WHAT TO DO: Restate each line of the listing exactly, without carrying over any pictures.

--- BEGIN RECORD SET ---

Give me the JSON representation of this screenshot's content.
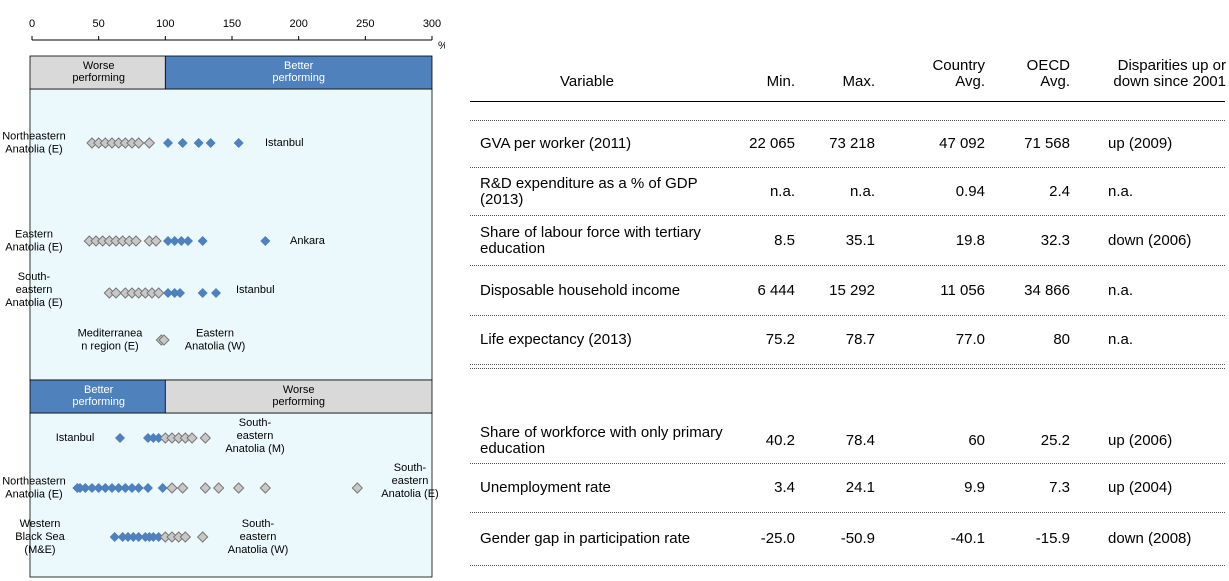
{
  "chart_data": {
    "type": "strip",
    "xlim": [
      0,
      300
    ],
    "xticks": [
      0,
      50,
      100,
      150,
      200,
      250,
      300
    ],
    "x_unit": "%",
    "colors": [
      "#d9d9d9",
      "#4f81bd"
    ],
    "panels": [
      {
        "split": 100,
        "headers": [
          "Worse performing",
          "Better performing"
        ],
        "rows": [
          {
            "values": [
              45,
              50,
              55,
              60,
              65,
              70,
              75,
              80,
              88,
              102,
              113,
              125,
              134,
              155
            ],
            "min_label": [
              "Northeastern",
              "Anatolia (E)"
            ],
            "max_label": [
              "Istanbul"
            ]
          },
          {
            "values": []
          },
          {
            "values": [
              43,
              48,
              53,
              58,
              63,
              68,
              73,
              78,
              88,
              93,
              102,
              107,
              112,
              117,
              128,
              175
            ],
            "min_label": [
              "Eastern",
              "Anatolia (E)"
            ],
            "max_label": [
              "Ankara"
            ]
          },
          {
            "values": [
              58,
              63,
              70,
              75,
              80,
              85,
              90,
              95,
              102,
              107,
              111,
              128,
              138
            ],
            "min_label": [
              "South-",
              "eastern",
              "Anatolia (E)"
            ],
            "max_label": [
              "Istanbul"
            ]
          },
          {
            "values": [
              97,
              99
            ],
            "min_label": [
              "Mediterranea",
              "n region (E)"
            ],
            "max_label": [
              "Eastern",
              "Anatolia (W)"
            ]
          }
        ]
      },
      {
        "split": 100,
        "headers": [
          "Better performing",
          "Worse performing"
        ],
        "rows": [
          {
            "values": [
              66,
              87,
              91,
              95,
              100,
              105,
              110,
              115,
              120,
              130
            ],
            "min_label": [
              "Istanbul"
            ],
            "max_label": [
              "South-",
              "eastern",
              "Anatolia (M)"
            ]
          },
          {
            "values": [
              34,
              36,
              40,
              45,
              50,
              55,
              60,
              65,
              70,
              75,
              80,
              87,
              98,
              105,
              113,
              130,
              140,
              155,
              175,
              244
            ],
            "min_label": [
              "Northeastern",
              "Anatolia (E)"
            ],
            "max_label": [
              "South-",
              "eastern",
              "Anatolia  (E)"
            ]
          },
          {
            "values": [
              62,
              68,
              72,
              76,
              80,
              85,
              88,
              91,
              95,
              100,
              105,
              110,
              115,
              128
            ],
            "min_label": [
              "Western",
              "Black Sea",
              "(M&E)"
            ],
            "max_label": [
              "South-",
              "eastern",
              "Anatolia (W)"
            ]
          }
        ]
      }
    ]
  },
  "table": {
    "header": [
      "Variable",
      "Min.",
      "Max.",
      "Country Avg.",
      "OECD Avg.",
      "Disparities up or down since 2001"
    ],
    "rows": [
      [
        "GVA per worker (2011)",
        "22 065",
        "73 218",
        "47 092",
        "71 568",
        "up (2009)"
      ],
      [
        "R&D expenditure as a % of GDP (2013)",
        "n.a.",
        "n.a.",
        "0.94",
        "2.4",
        "n.a."
      ],
      [
        "Share of labour force with tertiary education",
        "8.5",
        "35.1",
        "19.8",
        "32.3",
        "down (2006)"
      ],
      [
        "Disposable household income",
        "6 444",
        "15 292",
        "11 056",
        "34 866",
        "n.a."
      ],
      [
        "Life expectancy (2013)",
        "75.2",
        "78.7",
        "77.0",
        "80",
        "n.a."
      ],
      [
        "Share of workforce with only primary education",
        "40.2",
        "78.4",
        "60",
        "25.2",
        "up (2006)"
      ],
      [
        "Unemployment rate",
        "3.4",
        "24.1",
        "9.9",
        "7.3",
        "up (2004)"
      ],
      [
        "Gender gap in participation rate",
        "-25.0",
        "-50.9",
        "-40.1",
        "-15.9",
        "down (2008)"
      ]
    ]
  }
}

--- END RECORD SET ---

SOLUTION TO THIS EXERCISE:
Give me the JSON representation of this screenshot's content.
{
  "chart_data": {
    "type": "strip",
    "xlim": [
      0,
      300
    ],
    "xticks": [
      0,
      50,
      100,
      150,
      200,
      250,
      300
    ],
    "x_unit": "%",
    "colors": [
      "#d9d9d9",
      "#4f81bd"
    ],
    "panels": [
      {
        "split": 100,
        "headers": [
          "Worse performing",
          "Better performing"
        ],
        "rows": [
          {
            "values": [
              45,
              50,
              55,
              60,
              65,
              70,
              75,
              80,
              88,
              102,
              113,
              125,
              134,
              155
            ],
            "min_label": [
              "Northeastern",
              "Anatolia (E)"
            ],
            "max_label": [
              "Istanbul"
            ]
          },
          {
            "values": []
          },
          {
            "values": [
              43,
              48,
              53,
              58,
              63,
              68,
              73,
              78,
              88,
              93,
              102,
              107,
              112,
              117,
              128,
              175
            ],
            "min_label": [
              "Eastern",
              "Anatolia (E)"
            ],
            "max_label": [
              "Ankara"
            ]
          },
          {
            "values": [
              58,
              63,
              70,
              75,
              80,
              85,
              90,
              95,
              102,
              107,
              111,
              128,
              138
            ],
            "min_label": [
              "South-",
              "eastern",
              "Anatolia (E)"
            ],
            "max_label": [
              "Istanbul"
            ]
          },
          {
            "values": [
              97,
              99
            ],
            "min_label": [
              "Mediterranea",
              "n region (E)"
            ],
            "max_label": [
              "Eastern",
              "Anatolia (W)"
            ]
          }
        ]
      },
      {
        "split": 100,
        "headers": [
          "Better performing",
          "Worse performing"
        ],
        "rows": [
          {
            "values": [
              66,
              87,
              91,
              95,
              100,
              105,
              110,
              115,
              120,
              130
            ],
            "min_label": [
              "Istanbul"
            ],
            "max_label": [
              "South-",
              "eastern",
              "Anatolia (M)"
            ]
          },
          {
            "values": [
              34,
              36,
              40,
              45,
              50,
              55,
              60,
              65,
              70,
              75,
              80,
              87,
              98,
              105,
              113,
              130,
              140,
              155,
              175,
              244
            ],
            "min_label": [
              "Northeastern",
              "Anatolia (E)"
            ],
            "max_label": [
              "South-",
              "eastern",
              "Anatolia  (E)"
            ]
          },
          {
            "values": [
              62,
              68,
              72,
              76,
              80,
              85,
              88,
              91,
              95,
              100,
              105,
              110,
              115,
              128
            ],
            "min_label": [
              "Western",
              "Black Sea",
              "(M&E)"
            ],
            "max_label": [
              "South-",
              "eastern",
              "Anatolia (W)"
            ]
          }
        ]
      }
    ]
  },
  "table": {
    "header": [
      "Variable",
      "Min.",
      "Max.",
      "Country Avg.",
      "OECD Avg.",
      "Disparities up or down since 2001"
    ],
    "rows": [
      [
        "GVA per worker (2011)",
        "22 065",
        "73 218",
        "47 092",
        "71 568",
        "up (2009)"
      ],
      [
        "R&D expenditure as a % of GDP (2013)",
        "n.a.",
        "n.a.",
        "0.94",
        "2.4",
        "n.a."
      ],
      [
        "Share of labour force with tertiary education",
        "8.5",
        "35.1",
        "19.8",
        "32.3",
        "down (2006)"
      ],
      [
        "Disposable household income",
        "6 444",
        "15 292",
        "11 056",
        "34 866",
        "n.a."
      ],
      [
        "Life expectancy (2013)",
        "75.2",
        "78.7",
        "77.0",
        "80",
        "n.a."
      ],
      [
        "Share of workforce with only primary education",
        "40.2",
        "78.4",
        "60",
        "25.2",
        "up (2006)"
      ],
      [
        "Unemployment rate",
        "3.4",
        "24.1",
        "9.9",
        "7.3",
        "up (2004)"
      ],
      [
        "Gender gap in participation rate",
        "-25.0",
        "-50.9",
        "-40.1",
        "-15.9",
        "down (2008)"
      ]
    ]
  }
}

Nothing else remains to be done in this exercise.